Stated exercise | Transcribe each record exactly. Include every one.

Records for this task |
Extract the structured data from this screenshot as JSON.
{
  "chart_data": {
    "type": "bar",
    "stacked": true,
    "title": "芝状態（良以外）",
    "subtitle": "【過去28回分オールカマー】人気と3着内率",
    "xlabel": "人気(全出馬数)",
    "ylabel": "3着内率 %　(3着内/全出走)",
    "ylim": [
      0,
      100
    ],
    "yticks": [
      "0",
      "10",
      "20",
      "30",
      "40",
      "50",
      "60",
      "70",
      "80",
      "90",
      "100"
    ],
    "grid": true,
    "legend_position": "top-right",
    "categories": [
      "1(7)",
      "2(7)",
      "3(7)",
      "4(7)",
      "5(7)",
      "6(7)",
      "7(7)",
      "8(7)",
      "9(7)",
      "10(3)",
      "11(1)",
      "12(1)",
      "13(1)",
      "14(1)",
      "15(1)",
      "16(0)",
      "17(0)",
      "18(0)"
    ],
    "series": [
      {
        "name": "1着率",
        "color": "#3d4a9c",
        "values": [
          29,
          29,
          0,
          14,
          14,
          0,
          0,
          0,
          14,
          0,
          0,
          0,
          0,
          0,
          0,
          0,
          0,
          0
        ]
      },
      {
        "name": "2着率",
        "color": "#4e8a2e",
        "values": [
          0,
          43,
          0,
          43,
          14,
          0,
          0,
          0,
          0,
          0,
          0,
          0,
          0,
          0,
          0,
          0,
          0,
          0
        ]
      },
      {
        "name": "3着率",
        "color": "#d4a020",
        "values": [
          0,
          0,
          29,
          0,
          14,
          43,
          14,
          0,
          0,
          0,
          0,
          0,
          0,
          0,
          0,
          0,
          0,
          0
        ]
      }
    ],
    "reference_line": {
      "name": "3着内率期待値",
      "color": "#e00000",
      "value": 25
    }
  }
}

Problem solution |
Extract the structured data from this screenshot as JSON.
{
  "chart_data": {
    "type": "bar",
    "stacked": true,
    "title": "芝状態（良以外）",
    "subtitle": "【過去28回分オールカマー】人気と3着内率",
    "xlabel": "人気(全出馬数)",
    "ylabel": "3着内率 %　(3着内/全出走)",
    "ylim": [
      0,
      100
    ],
    "yticks": [
      "0",
      "10",
      "20",
      "30",
      "40",
      "50",
      "60",
      "70",
      "80",
      "90",
      "100"
    ],
    "grid": true,
    "legend_position": "top-right",
    "categories": [
      "1(7)",
      "2(7)",
      "3(7)",
      "4(7)",
      "5(7)",
      "6(7)",
      "7(7)",
      "8(7)",
      "9(7)",
      "10(3)",
      "11(1)",
      "12(1)",
      "13(1)",
      "14(1)",
      "15(1)",
      "16(0)",
      "17(0)",
      "18(0)"
    ],
    "series": [
      {
        "name": "1着率",
        "color": "#3d4a9c",
        "values": [
          29,
          29,
          0,
          14,
          14,
          0,
          0,
          0,
          14,
          0,
          0,
          0,
          0,
          0,
          0,
          0,
          0,
          0
        ]
      },
      {
        "name": "2着率",
        "color": "#4e8a2e",
        "values": [
          0,
          43,
          0,
          43,
          14,
          0,
          0,
          0,
          0,
          0,
          0,
          0,
          0,
          0,
          0,
          0,
          0,
          0
        ]
      },
      {
        "name": "3着率",
        "color": "#d4a020",
        "values": [
          0,
          0,
          29,
          0,
          14,
          43,
          14,
          0,
          0,
          0,
          0,
          0,
          0,
          0,
          0,
          0,
          0,
          0
        ]
      }
    ],
    "reference_line": {
      "name": "3着内率期待値",
      "color": "#e00000",
      "value": 25
    }
  }
}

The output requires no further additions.